What you are asked to do ▸ Transcribe the material below exactly as it appears.

Data provided ▸
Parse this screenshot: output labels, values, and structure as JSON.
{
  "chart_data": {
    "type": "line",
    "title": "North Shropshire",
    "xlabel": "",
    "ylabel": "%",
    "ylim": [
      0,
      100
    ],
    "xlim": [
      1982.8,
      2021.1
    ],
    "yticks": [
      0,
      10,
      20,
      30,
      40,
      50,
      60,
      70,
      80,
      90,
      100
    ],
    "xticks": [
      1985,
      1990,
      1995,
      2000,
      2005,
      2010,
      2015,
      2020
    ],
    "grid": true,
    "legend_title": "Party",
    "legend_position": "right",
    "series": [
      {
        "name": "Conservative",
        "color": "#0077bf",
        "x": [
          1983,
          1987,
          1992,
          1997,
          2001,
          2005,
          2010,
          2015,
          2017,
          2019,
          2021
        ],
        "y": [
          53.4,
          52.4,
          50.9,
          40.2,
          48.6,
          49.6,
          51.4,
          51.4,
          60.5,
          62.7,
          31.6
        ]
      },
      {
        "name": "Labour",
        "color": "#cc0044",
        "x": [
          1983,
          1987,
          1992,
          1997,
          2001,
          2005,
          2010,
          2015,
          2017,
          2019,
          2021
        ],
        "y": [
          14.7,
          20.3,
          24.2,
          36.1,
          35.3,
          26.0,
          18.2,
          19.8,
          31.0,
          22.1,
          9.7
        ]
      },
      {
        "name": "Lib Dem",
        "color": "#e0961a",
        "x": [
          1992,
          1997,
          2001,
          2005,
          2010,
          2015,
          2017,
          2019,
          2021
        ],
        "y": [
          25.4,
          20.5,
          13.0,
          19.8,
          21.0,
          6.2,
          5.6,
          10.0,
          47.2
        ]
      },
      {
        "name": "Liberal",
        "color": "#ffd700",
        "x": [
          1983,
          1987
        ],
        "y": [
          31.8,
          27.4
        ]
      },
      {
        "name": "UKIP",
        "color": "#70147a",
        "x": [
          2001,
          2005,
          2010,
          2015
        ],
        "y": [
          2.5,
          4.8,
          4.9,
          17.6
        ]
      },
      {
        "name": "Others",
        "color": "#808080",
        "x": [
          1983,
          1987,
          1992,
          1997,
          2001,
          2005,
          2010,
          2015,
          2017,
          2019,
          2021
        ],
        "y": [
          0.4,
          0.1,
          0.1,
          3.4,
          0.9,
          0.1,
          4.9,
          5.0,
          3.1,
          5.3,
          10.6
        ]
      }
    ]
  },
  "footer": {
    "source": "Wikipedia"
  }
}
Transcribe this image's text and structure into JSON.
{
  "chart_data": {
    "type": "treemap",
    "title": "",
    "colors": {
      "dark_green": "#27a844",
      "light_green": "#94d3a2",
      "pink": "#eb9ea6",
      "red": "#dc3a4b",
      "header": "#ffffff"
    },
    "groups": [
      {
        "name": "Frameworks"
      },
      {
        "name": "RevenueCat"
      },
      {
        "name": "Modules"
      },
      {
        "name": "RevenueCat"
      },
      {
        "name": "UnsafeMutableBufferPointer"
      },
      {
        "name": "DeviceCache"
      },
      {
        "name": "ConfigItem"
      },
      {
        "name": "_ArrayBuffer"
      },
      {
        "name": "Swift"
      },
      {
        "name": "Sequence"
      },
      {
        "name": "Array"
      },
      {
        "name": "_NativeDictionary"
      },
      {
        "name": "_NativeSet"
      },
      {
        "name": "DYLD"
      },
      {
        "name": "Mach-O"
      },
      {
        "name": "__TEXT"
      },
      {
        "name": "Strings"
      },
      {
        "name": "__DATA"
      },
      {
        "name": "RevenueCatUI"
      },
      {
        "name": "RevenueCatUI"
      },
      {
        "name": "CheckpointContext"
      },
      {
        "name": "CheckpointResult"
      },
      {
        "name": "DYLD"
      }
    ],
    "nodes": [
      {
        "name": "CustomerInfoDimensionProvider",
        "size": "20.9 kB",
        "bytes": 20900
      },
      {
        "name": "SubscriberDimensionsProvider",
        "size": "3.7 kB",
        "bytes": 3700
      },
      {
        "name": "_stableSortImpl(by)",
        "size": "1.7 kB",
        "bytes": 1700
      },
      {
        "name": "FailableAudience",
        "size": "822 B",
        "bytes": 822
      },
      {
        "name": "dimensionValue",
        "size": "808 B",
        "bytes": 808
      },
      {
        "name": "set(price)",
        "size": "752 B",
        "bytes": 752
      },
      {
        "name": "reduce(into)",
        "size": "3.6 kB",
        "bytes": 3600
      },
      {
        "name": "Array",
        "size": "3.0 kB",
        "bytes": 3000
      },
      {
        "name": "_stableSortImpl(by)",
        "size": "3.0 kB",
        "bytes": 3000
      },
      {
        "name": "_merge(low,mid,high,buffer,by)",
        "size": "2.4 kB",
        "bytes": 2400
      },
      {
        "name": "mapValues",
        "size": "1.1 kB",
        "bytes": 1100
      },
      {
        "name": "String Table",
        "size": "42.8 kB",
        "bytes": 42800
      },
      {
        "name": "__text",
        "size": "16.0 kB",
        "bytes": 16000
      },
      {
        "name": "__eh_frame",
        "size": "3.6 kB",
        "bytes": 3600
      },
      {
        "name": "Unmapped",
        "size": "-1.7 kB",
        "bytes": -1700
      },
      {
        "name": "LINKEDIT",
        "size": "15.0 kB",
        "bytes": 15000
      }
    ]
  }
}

Written answer ▸
Parse this screenshot: output labels, values, and structure as JSON.
{
  "chart_data": {
    "type": "line",
    "title": "North Shropshire",
    "xlabel": "",
    "ylabel": "%",
    "ylim": [
      0,
      100
    ],
    "xlim": [
      1982.8,
      2021.1
    ],
    "yticks": [
      0,
      10,
      20,
      30,
      40,
      50,
      60,
      70,
      80,
      90,
      100
    ],
    "xticks": [
      1985,
      1990,
      1995,
      2000,
      2005,
      2010,
      2015,
      2020
    ],
    "grid": true,
    "legend_title": "Party",
    "legend_position": "right",
    "series": [
      {
        "name": "Conservative",
        "color": "#0077bf",
        "x": [
          1983,
          1987,
          1992,
          1997,
          2001,
          2005,
          2010,
          2015,
          2017,
          2019,
          2021
        ],
        "y": [
          53.4,
          52.4,
          50.9,
          40.2,
          48.6,
          49.6,
          51.4,
          51.4,
          60.5,
          62.7,
          31.6
        ]
      },
      {
        "name": "Labour",
        "color": "#cc0044",
        "x": [
          1983,
          1987,
          1992,
          1997,
          2001,
          2005,
          2010,
          2015,
          2017,
          2019,
          2021
        ],
        "y": [
          14.7,
          20.3,
          24.2,
          36.1,
          35.3,
          26.0,
          18.2,
          19.8,
          31.0,
          22.1,
          9.7
        ]
      },
      {
        "name": "Lib Dem",
        "color": "#e0961a",
        "x": [
          1992,
          1997,
          2001,
          2005,
          2010,
          2015,
          2017,
          2019,
          2021
        ],
        "y": [
          25.4,
          20.5,
          13.0,
          19.8,
          21.0,
          6.2,
          5.6,
          10.0,
          47.2
        ]
      },
      {
        "name": "Liberal",
        "color": "#ffd700",
        "x": [
          1983,
          1987
        ],
        "y": [
          31.8,
          27.4
        ]
      },
      {
        "name": "UKIP",
        "color": "#70147a",
        "x": [
          2001,
          2005,
          2010,
          2015
        ],
        "y": [
          2.5,
          4.8,
          4.9,
          17.6
        ]
      },
      {
        "name": "Others",
        "color": "#808080",
        "x": [
          1983,
          1987,
          1992,
          1997,
          2001,
          2005,
          2010,
          2015,
          2017,
          2019,
          2021
        ],
        "y": [
          0.4,
          0.1,
          0.1,
          3.4,
          0.9,
          0.1,
          4.9,
          5.0,
          3.1,
          5.3,
          10.6
        ]
      }
    ]
  },
  "footer": {
    "source": "Wikipedia"
  }
}
Transcribe this image's text and structure into JSON.
{
  "chart_data": {
    "type": "treemap",
    "title": "",
    "colors": {
      "dark_green": "#27a844",
      "light_green": "#94d3a2",
      "pink": "#eb9ea6",
      "red": "#dc3a4b",
      "header": "#ffffff"
    },
    "groups": [
      {
        "name": "Frameworks"
      },
      {
        "name": "RevenueCat"
      },
      {
        "name": "Modules"
      },
      {
        "name": "RevenueCat"
      },
      {
        "name": "UnsafeMutableBufferPointer"
      },
      {
        "name": "DeviceCache"
      },
      {
        "name": "ConfigItem"
      },
      {
        "name": "_ArrayBuffer"
      },
      {
        "name": "Swift"
      },
      {
        "name": "Sequence"
      },
      {
        "name": "Array"
      },
      {
        "name": "_NativeDictionary"
      },
      {
        "name": "_NativeSet"
      },
      {
        "name": "DYLD"
      },
      {
        "name": "Mach-O"
      },
      {
        "name": "__TEXT"
      },
      {
        "name": "Strings"
      },
      {
        "name": "__DATA"
      },
      {
        "name": "RevenueCatUI"
      },
      {
        "name": "RevenueCatUI"
      },
      {
        "name": "CheckpointContext"
      },
      {
        "name": "CheckpointResult"
      },
      {
        "name": "DYLD"
      }
    ],
    "nodes": [
      {
        "name": "CustomerInfoDimensionProvider",
        "size": "20.9 kB",
        "bytes": 20900
      },
      {
        "name": "SubscriberDimensionsProvider",
        "size": "3.7 kB",
        "bytes": 3700
      },
      {
        "name": "_stableSortImpl(by)",
        "size": "1.7 kB",
        "bytes": 1700
      },
      {
        "name": "FailableAudience",
        "size": "822 B",
        "bytes": 822
      },
      {
        "name": "dimensionValue",
        "size": "808 B",
        "bytes": 808
      },
      {
        "name": "set(price)",
        "size": "752 B",
        "bytes": 752
      },
      {
        "name": "reduce(into)",
        "size": "3.6 kB",
        "bytes": 3600
      },
      {
        "name": "Array",
        "size": "3.0 kB",
        "bytes": 3000
      },
      {
        "name": "_stableSortImpl(by)",
        "size": "3.0 kB",
        "bytes": 3000
      },
      {
        "name": "_merge(low,mid,high,buffer,by)",
        "size": "2.4 kB",
        "bytes": 2400
      },
      {
        "name": "mapValues",
        "size": "1.1 kB",
        "bytes": 1100
      },
      {
        "name": "String Table",
        "size": "42.8 kB",
        "bytes": 42800
      },
      {
        "name": "__text",
        "size": "16.0 kB",
        "bytes": 16000
      },
      {
        "name": "__eh_frame",
        "size": "3.6 kB",
        "bytes": 3600
      },
      {
        "name": "Unmapped",
        "size": "-1.7 kB",
        "bytes": -1700
      },
      {
        "name": "LINKEDIT",
        "size": "15.0 kB",
        "bytes": 15000
      }
    ]
  }
}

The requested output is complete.